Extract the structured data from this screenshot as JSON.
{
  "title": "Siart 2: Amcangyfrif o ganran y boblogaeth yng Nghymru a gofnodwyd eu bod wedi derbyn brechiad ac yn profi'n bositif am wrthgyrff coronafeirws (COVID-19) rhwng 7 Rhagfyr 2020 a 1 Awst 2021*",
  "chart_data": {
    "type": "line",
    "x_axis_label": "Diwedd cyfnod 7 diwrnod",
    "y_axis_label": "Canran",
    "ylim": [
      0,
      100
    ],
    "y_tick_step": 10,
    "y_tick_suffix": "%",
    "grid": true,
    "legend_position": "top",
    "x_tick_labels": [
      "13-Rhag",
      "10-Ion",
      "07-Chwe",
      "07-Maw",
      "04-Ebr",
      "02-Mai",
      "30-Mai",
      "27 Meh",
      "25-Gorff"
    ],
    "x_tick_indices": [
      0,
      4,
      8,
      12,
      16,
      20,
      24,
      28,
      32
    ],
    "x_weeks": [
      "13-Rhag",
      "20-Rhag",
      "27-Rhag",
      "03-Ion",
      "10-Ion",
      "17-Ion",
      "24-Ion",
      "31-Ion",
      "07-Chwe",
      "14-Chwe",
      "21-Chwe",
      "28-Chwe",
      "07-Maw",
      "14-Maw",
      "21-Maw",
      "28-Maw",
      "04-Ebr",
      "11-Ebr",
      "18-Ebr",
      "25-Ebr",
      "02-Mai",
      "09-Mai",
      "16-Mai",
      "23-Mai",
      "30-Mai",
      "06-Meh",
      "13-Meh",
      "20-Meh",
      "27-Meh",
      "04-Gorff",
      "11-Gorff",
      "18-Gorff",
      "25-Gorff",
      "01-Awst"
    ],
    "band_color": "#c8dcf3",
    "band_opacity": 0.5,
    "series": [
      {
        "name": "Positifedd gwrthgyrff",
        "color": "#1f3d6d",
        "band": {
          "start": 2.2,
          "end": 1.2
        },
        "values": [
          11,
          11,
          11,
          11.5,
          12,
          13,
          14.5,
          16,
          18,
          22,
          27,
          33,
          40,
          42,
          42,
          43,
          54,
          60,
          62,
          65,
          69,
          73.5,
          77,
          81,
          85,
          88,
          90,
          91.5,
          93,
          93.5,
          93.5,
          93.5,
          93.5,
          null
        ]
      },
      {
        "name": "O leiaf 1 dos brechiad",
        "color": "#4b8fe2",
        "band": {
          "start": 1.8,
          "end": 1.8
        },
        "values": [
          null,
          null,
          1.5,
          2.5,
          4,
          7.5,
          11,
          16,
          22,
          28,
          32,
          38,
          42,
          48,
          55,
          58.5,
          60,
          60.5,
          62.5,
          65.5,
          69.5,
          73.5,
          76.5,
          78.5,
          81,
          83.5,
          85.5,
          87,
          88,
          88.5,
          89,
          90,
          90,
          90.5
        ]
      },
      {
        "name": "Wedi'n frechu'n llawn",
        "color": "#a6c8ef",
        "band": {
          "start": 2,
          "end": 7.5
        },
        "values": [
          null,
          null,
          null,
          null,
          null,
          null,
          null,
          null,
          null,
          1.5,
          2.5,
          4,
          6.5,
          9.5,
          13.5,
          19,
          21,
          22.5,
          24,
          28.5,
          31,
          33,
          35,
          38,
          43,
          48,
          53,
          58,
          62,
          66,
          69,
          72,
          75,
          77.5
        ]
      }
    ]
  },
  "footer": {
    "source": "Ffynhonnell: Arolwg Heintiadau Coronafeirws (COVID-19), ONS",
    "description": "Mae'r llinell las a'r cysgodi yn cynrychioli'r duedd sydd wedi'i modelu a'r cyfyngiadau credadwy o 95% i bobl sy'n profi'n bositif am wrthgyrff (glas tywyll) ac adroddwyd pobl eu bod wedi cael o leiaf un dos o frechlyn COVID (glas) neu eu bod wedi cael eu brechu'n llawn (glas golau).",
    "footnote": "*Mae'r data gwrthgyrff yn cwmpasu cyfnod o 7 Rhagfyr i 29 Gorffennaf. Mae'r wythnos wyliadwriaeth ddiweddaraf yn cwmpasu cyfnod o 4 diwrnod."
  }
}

▸ Task directions
Copy all the lines above that hold the string "Chwe".

▸ Expected answer
      "07-Chwe",
      "07-Chwe",
      "14-Chwe",
      "21-Chwe",
      "28-Chwe",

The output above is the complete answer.